PROVIDED ENTRIES:
========================================

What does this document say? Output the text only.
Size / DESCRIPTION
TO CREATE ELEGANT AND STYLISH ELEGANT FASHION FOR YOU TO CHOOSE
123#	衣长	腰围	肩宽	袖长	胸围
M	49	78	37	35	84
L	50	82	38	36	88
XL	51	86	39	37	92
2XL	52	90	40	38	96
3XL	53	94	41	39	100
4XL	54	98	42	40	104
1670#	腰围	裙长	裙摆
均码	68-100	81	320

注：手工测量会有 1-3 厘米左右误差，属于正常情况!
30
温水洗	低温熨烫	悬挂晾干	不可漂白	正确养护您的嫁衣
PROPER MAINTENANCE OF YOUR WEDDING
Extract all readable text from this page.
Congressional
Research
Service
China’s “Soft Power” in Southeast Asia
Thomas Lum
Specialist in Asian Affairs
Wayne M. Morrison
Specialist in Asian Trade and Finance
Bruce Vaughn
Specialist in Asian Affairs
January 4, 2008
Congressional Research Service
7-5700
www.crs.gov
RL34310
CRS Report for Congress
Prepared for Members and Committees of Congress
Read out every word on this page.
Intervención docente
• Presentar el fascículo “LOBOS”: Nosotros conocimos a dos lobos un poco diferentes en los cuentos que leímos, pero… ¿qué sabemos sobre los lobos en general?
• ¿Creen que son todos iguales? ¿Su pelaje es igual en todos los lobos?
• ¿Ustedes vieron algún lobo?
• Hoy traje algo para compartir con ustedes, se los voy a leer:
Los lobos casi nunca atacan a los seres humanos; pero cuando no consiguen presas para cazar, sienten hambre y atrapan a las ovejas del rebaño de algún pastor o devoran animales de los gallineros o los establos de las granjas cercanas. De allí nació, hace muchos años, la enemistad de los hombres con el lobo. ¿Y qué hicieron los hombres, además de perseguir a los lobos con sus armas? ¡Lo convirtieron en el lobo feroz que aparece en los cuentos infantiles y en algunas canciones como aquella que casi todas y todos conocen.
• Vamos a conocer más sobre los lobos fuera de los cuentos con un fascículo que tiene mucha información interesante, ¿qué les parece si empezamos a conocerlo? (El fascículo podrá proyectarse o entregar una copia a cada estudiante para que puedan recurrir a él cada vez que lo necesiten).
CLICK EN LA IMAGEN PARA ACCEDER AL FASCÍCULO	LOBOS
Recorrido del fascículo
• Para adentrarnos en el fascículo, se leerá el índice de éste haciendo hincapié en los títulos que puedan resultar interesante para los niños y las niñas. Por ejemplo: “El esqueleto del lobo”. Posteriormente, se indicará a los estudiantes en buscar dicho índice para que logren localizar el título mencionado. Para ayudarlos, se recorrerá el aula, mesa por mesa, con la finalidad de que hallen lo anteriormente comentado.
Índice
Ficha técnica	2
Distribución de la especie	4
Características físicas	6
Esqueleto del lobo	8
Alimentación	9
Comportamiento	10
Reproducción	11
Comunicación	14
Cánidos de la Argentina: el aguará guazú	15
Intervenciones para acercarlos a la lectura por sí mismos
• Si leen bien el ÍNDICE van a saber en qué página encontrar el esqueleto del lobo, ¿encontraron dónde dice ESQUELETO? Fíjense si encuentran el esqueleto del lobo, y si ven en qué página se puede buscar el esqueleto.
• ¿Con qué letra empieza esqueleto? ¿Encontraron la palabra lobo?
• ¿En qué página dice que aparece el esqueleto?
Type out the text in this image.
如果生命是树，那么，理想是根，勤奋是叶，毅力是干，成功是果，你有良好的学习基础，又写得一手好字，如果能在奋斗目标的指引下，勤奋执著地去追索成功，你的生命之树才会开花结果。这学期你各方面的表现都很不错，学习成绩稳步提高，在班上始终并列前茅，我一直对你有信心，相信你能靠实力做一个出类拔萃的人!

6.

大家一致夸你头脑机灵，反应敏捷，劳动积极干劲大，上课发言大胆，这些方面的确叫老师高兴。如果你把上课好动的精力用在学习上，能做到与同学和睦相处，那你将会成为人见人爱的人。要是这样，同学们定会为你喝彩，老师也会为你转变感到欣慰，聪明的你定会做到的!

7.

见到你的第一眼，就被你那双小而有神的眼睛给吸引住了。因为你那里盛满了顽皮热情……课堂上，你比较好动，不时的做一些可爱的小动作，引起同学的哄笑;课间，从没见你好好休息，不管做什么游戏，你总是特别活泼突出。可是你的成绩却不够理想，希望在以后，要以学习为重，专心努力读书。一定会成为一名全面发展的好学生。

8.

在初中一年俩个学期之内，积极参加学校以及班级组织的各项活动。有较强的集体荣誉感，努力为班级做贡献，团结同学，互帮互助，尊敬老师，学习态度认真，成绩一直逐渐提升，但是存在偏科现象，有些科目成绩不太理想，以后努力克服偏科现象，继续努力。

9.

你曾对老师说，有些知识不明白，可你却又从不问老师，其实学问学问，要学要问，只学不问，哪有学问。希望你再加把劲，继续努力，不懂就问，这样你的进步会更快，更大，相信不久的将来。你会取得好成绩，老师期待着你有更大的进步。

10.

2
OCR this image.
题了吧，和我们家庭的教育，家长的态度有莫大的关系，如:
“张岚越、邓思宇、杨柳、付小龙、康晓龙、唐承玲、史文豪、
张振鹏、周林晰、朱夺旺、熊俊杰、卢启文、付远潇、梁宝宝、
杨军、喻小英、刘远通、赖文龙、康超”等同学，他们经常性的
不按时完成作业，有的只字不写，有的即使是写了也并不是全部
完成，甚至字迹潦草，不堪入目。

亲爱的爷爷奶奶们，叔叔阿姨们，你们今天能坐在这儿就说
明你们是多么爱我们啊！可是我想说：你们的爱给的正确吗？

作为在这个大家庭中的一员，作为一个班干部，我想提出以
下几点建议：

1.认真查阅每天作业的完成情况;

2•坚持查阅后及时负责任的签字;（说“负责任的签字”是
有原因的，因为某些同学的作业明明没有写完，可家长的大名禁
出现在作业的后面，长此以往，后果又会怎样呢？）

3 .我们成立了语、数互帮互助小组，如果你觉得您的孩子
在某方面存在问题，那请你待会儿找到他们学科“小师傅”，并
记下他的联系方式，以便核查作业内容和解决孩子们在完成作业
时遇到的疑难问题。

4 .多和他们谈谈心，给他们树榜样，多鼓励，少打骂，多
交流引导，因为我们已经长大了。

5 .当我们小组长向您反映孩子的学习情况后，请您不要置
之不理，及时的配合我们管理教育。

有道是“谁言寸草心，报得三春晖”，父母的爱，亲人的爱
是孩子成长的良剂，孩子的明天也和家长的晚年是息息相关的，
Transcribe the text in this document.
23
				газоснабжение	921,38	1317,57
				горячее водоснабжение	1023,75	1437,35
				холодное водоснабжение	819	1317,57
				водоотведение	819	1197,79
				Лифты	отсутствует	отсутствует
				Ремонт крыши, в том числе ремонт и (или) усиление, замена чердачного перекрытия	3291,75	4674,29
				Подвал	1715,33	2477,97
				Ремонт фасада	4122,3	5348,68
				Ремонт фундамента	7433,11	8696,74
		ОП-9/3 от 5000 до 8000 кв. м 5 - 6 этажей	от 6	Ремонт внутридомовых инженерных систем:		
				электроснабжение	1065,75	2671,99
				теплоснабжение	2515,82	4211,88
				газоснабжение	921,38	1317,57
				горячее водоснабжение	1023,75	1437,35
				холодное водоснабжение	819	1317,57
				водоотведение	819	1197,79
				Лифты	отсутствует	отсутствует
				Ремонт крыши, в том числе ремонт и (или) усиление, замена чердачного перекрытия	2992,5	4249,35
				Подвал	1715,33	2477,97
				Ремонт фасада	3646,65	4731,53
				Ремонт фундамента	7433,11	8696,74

========================================

AIM: Can you give every line above again, exactly as written?

EXPECTED OUTPUT:
What does this document say? Output the text only.
Size / DESCRIPTION
TO CREATE ELEGANT AND STYLISH ELEGANT FASHION FOR YOU TO CHOOSE
123#	衣长	腰围	肩宽	袖长	胸围
M	49	78	37	35	84
L	50	82	38	36	88
XL	51	86	39	37	92
2XL	52	90	40	38	96
3XL	53	94	41	39	100
4XL	54	98	42	40	104
1670#	腰围	裙长	裙摆
均码	68-100	81	320

注：手工测量会有 1-3 厘米左右误差，属于正常情况!
30
温水洗	低温熨烫	悬挂晾干	不可漂白	正确养护您的嫁衣
PROPER MAINTENANCE OF YOUR WEDDING
Extract all readable text from this page.
Congressional
Research
Service
China’s “Soft Power” in Southeast Asia
Thomas Lum
Specialist in Asian Affairs
Wayne M. Morrison
Specialist in Asian Trade and Finance
Bruce Vaughn
Specialist in Asian Affairs
January 4, 2008
Congressional Research Service
7-5700
www.crs.gov
RL34310
CRS Report for Congress
Prepared for Members and Committees of Congress
Read out every word on this page.
Intervención docente
• Presentar el fascículo “LOBOS”: Nosotros conocimos a dos lobos un poco diferentes en los cuentos que leímos, pero… ¿qué sabemos sobre los lobos en general?
• ¿Creen que son todos iguales? ¿Su pelaje es igual en todos los lobos?
• ¿Ustedes vieron algún lobo?
• Hoy traje algo para compartir con ustedes, se los voy a leer:
Los lobos casi nunca atacan a los seres humanos; pero cuando no consiguen presas para cazar, sienten hambre y atrapan a las ovejas del rebaño de algún pastor o devoran animales de los gallineros o los establos de las granjas cercanas. De allí nació, hace muchos años, la enemistad de los hombres con el lobo. ¿Y qué hicieron los hombres, además de perseguir a los lobos con sus armas? ¡Lo convirtieron en el lobo feroz que aparece en los cuentos infantiles y en algunas canciones como aquella que casi todas y todos conocen.
• Vamos a conocer más sobre los lobos fuera de los cuentos con un fascículo que tiene mucha información interesante, ¿qué les parece si empezamos a conocerlo? (El fascículo podrá proyectarse o entregar una copia a cada estudiante para que puedan recurrir a él cada vez que lo necesiten).
CLICK EN LA IMAGEN PARA ACCEDER AL FASCÍCULO	LOBOS
Recorrido del fascículo
• Para adentrarnos en el fascículo, se leerá el índice de éste haciendo hincapié en los títulos que puedan resultar interesante para los niños y las niñas. Por ejemplo: “El esqueleto del lobo”. Posteriormente, se indicará a los estudiantes en buscar dicho índice para que logren localizar el título mencionado. Para ayudarlos, se recorrerá el aula, mesa por mesa, con la finalidad de que hallen lo anteriormente comentado.
Índice
Ficha técnica	2
Distribución de la especie	4
Características físicas	6
Esqueleto del lobo	8
Alimentación	9
Comportamiento	10
Reproducción	11
Comunicación	14
Cánidos de la Argentina: el aguará guazú	15
Intervenciones para acercarlos a la lectura por sí mismos
• Si leen bien el ÍNDICE van a saber en qué página encontrar el esqueleto del lobo, ¿encontraron dónde dice ESQUELETO? Fíjense si encuentran el esqueleto del lobo, y si ven en qué página se puede buscar el esqueleto.
• ¿Con qué letra empieza esqueleto? ¿Encontraron la palabra lobo?
• ¿En qué página dice que aparece el esqueleto?
Type out the text in this image.
如果生命是树，那么，理想是根，勤奋是叶，毅力是干，成功是果，你有良好的学习基础，又写得一手好字，如果能在奋斗目标的指引下，勤奋执著地去追索成功，你的生命之树才会开花结果。这学期你各方面的表现都很不错，学习成绩稳步提高，在班上始终并列前茅，我一直对你有信心，相信你能靠实力做一个出类拔萃的人!

6.

大家一致夸你头脑机灵，反应敏捷，劳动积极干劲大，上课发言大胆，这些方面的确叫老师高兴。如果你把上课好动的精力用在学习上，能做到与同学和睦相处，那你将会成为人见人爱的人。要是这样，同学们定会为你喝彩，老师也会为你转变感到欣慰，聪明的你定会做到的!

7.

见到你的第一眼，就被你那双小而有神的眼睛给吸引住了。因为你那里盛满了顽皮热情……课堂上，你比较好动，不时的做一些可爱的小动作，引起同学的哄笑;课间，从没见你好好休息，不管做什么游戏，你总是特别活泼突出。可是你的成绩却不够理想，希望在以后，要以学习为重，专心努力读书。一定会成为一名全面发展的好学生。

8.

在初中一年俩个学期之内，积极参加学校以及班级组织的各项活动。有较强的集体荣誉感，努力为班级做贡献，团结同学，互帮互助，尊敬老师，学习态度认真，成绩一直逐渐提升，但是存在偏科现象，有些科目成绩不太理想，以后努力克服偏科现象，继续努力。

9.

你曾对老师说，有些知识不明白，可你却又从不问老师，其实学问学问，要学要问，只学不问，哪有学问。希望你再加把劲，继续努力，不懂就问，这样你的进步会更快，更大，相信不久的将来。你会取得好成绩，老师期待着你有更大的进步。

10.

2
OCR this image.
题了吧，和我们家庭的教育，家长的态度有莫大的关系，如:
“张岚越、邓思宇、杨柳、付小龙、康晓龙、唐承玲、史文豪、
张振鹏、周林晰、朱夺旺、熊俊杰、卢启文、付远潇、梁宝宝、
杨军、喻小英、刘远通、赖文龙、康超”等同学，他们经常性的
不按时完成作业，有的只字不写，有的即使是写了也并不是全部
完成，甚至字迹潦草，不堪入目。

亲爱的爷爷奶奶们，叔叔阿姨们，你们今天能坐在这儿就说
明你们是多么爱我们啊！可是我想说：你们的爱给的正确吗？

作为在这个大家庭中的一员，作为一个班干部，我想提出以
下几点建议：

1.认真查阅每天作业的完成情况;

2•坚持查阅后及时负责任的签字;（说“负责任的签字”是
有原因的，因为某些同学的作业明明没有写完，可家长的大名禁
出现在作业的后面，长此以往，后果又会怎样呢？）

3 .我们成立了语、数互帮互助小组，如果你觉得您的孩子
在某方面存在问题，那请你待会儿找到他们学科“小师傅”，并
记下他的联系方式，以便核查作业内容和解决孩子们在完成作业
时遇到的疑难问题。

4 .多和他们谈谈心，给他们树榜样，多鼓励，少打骂，多
交流引导，因为我们已经长大了。

5 .当我们小组长向您反映孩子的学习情况后，请您不要置
之不理，及时的配合我们管理教育。

有道是“谁言寸草心，报得三春晖”，父母的爱，亲人的爱
是孩子成长的良剂，孩子的明天也和家长的晚年是息息相关的，
Transcribe the text in this document.
23
				газоснабжение	921,38	1317,57
				горячее водоснабжение	1023,75	1437,35
				холодное водоснабжение	819	1317,57
				водоотведение	819	1197,79
				Лифты	отсутствует	отсутствует
				Ремонт крыши, в том числе ремонт и (или) усиление, замена чердачного перекрытия	3291,75	4674,29
				Подвал	1715,33	2477,97
				Ремонт фасада	4122,3	5348,68
				Ремонт фундамента	7433,11	8696,74
		ОП-9/3 от 5000 до 8000 кв. м 5 - 6 этажей	от 6	Ремонт внутридомовых инженерных систем:		
				электроснабжение	1065,75	2671,99
				теплоснабжение	2515,82	4211,88
				газоснабжение	921,38	1317,57
				горячее водоснабжение	1023,75	1437,35
				холодное водоснабжение	819	1317,57
				водоотведение	819	1197,79
				Лифты	отсутствует	отсутствует
				Ремонт крыши, в том числе ремонт и (или) усиление, замена чердачного перекрытия	2992,5	4249,35
				Подвал	1715,33	2477,97
				Ремонт фасада	3646,65	4731,53
				Ремонт фундамента	7433,11	8696,74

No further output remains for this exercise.